Problem 1 –
From the watch review, output the passage from "- Automatic Mechanical" up to and including "with micro-blasted finish.".
Problem 2 –
In the watch review, how many pieces is the Bell & Ross BR‑X3 Patrouille de France limited to?

Text for analysis –
· · · · · · ·

Case, construction and straps
The BR‑X3 Patrouille de France come with a 41mm square case and 13.3mm thickness. It is manufactured from satin‑brushed and polished stainless steel. But, the multi‑layer construction case incorporates blue anodised aluminium for the bezel ring and the side pillars – on ode to up the squadron’s signature blues. Used to the massive steel or bronze case of the B&R tool watches, this break up the mass of steel visually. Plus, it makes the watch slightly lighter. A screw‑down crown with crown guards helps secure the movement and deliver 100m of water resistance.

The front sapphire crystal fitted in the steel/anodised aluminium bezel sandwich combo features an anti‑reflective coating, and the sapphire caseback carries the Patrouille de France logo. The whole piece feels ready for travel, daily wear and the some swim. On the wrist, the short integrated lugs and the two supplied straps make a noticeable difference: you can choose an openworked black rubber strap for more rugged, sport‑driven use, or a light, ultra‑resistant synthetic fabric strap in sky blue that mirrors the flight suits and dial tones.


Both straps are secured by a satin‑finished and polished steel pin buckle featuring the BR engraved logo. The strap set allows you to tune the watch from “mission‑ready instrument” to “airshow companion”, but you need the tools for it since there is no fast changing system. One can also separately buy a blue strap, but at 170€. I would pass…
Final thoughts and pricing
Taken as a whole, I consider the Bell & Ross BR‑X3 Patrouille de France as a very coherent exercise. From the case construction, dial architecture and to the movement choice all fall into a modern, technical reading of the brand’s square instrument idea while honouring the aerobatic team that inspired it. I do not have any reservations around the busy dial. Maybe even if the missing large date window cutting could have ensured an even lighter background. But the balanced look, marking and colours make sense. Feels not mirrored or forced but organic, natural.

The watch reads easily, quickly at a glance while it carries a strong colour identity and offers a movement that you can trust in daily use. This matters more than theoretical purity when you actually live with a piece. Bell & Ross limits the BR‑X3 Patrouille de France to 250 pieces and sets the price at 7,900 € including tax on the European market, with official figures around 7,300 CHF and approximately 11,000 Singapore dollars. So if you already feel a pull toward Patrouille de France’s sky‑traced formations and you appreciate the idea of a square, layered, Kenissi‑powered aviation watch, this reference will sit very high on your shortlist. And if you don’t have a chance to find this one, maybe you can try with the older BR-05 Chrono Patrouille de France (my second favourite from this collaboration line) that was limited to a larger number – 500 pieces.
Bell & Ross BR‑X3 Patrouille de France Technical Specifications
Ref. BRX3R-PAF-ST/SRB – 7 900€
Functions
- Hours, minutes and seconds.
- Date window at 3 o’clock and power reserve indicator at 9 o’clock.
Movement
- Calibre BR-CAL.323.
- Automatic Mechanical Movement.
- Frequency: 4Hz
- Power reserve: approximately 70 hours.
Case
- Satin-finished and polished steel.
- 41 mm wide. 13.30 mm thick.
- Screw-down crown.
- Crown guard.
- Decorative side pillar and bezel in blue anodised aluminium with micro-blasted finish.
- Crystal: Sapphire with anti-reflective coating.
- Sapphire case-back featuring a custom metallised Patrouille de France logo.
- Water-resistance: 100 metres.
Dial
- Three-plate construction matt black base, blue and white skeletonised applique, matt black insert with polished and rhodium-plated “Baignoire-style” applique indices, filled with white Super-LumiNova® BGW9 Grade X1 (blue glow).
- Patrouille de France logo at 6 o’clock.
- Power reserve window featuring the colours of the French flag (blue, white and red).
- Skeletonised rhodium-plated hour and minutes hands filled with Super-LumiNova® BGW9 Grade X1 (blue glow).
Strap
- Openworked black rubber and blue ultra-resilient synthetic fabric.
- Buckle: Pin. Satin-finished and polished steel.

· · · · · · ·

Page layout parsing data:
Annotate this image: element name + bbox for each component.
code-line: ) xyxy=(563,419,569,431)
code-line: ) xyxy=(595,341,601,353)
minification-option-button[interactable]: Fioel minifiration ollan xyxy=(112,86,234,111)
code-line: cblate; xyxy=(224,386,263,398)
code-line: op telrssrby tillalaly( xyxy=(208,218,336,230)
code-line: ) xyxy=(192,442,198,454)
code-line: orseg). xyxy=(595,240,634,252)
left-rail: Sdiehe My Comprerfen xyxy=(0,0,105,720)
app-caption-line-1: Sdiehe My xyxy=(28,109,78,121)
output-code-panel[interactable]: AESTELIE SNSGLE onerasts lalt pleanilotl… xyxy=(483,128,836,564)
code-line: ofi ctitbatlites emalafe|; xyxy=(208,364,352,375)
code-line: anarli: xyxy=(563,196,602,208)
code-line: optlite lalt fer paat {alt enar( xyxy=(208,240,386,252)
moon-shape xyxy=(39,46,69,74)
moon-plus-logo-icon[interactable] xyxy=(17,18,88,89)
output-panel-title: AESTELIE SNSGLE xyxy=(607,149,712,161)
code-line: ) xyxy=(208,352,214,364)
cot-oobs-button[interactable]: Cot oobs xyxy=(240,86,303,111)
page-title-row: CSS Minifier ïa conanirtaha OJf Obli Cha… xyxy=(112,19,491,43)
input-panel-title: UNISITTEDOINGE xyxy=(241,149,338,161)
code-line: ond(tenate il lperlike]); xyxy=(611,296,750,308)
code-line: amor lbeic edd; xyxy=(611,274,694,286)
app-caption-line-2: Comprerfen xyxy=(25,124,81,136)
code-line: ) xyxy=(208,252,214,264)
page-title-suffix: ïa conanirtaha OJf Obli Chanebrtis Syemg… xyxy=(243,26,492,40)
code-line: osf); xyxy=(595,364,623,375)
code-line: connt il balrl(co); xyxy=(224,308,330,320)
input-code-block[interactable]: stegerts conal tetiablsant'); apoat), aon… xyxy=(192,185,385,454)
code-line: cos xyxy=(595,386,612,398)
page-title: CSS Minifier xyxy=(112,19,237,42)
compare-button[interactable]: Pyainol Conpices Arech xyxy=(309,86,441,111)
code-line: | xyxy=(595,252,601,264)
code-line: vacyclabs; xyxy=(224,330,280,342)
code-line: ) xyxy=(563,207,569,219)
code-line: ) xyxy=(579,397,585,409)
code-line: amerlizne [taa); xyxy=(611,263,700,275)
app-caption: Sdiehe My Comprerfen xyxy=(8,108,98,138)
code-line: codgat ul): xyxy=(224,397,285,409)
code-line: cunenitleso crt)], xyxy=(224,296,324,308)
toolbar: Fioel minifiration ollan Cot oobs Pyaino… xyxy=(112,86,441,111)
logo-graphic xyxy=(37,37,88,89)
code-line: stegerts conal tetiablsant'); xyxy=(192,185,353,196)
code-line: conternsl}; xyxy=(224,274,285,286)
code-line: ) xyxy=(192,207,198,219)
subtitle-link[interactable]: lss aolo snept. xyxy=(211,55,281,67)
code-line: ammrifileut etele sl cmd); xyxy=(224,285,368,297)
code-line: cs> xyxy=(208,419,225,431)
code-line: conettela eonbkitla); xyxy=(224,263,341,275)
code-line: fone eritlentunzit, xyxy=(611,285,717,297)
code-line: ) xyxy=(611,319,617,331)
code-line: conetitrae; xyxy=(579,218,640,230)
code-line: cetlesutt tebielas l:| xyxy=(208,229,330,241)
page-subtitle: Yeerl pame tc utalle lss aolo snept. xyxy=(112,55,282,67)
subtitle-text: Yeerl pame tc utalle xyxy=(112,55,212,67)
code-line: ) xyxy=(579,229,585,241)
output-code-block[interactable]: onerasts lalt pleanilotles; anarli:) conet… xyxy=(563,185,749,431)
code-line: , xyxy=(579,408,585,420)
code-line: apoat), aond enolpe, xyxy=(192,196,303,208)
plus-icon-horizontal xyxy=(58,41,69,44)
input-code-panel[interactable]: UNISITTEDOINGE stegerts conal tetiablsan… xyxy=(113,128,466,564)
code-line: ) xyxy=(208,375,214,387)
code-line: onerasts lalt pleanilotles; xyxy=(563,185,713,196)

· · · · · · ·

Answer 1 –
- Automatic Mechanical Movement.
- Frequency: 4Hz
- Power reserve: approximately 70 hours.
Case
- Satin-finished and polished steel.
- 41 mm wide. 13.30 mm thick.
- Screw-down crown.
- Crown guard.
- Decorative side pillar and bezel in blue anodised aluminium with micro-blasted finish.

Answer 2 –
250 pieces.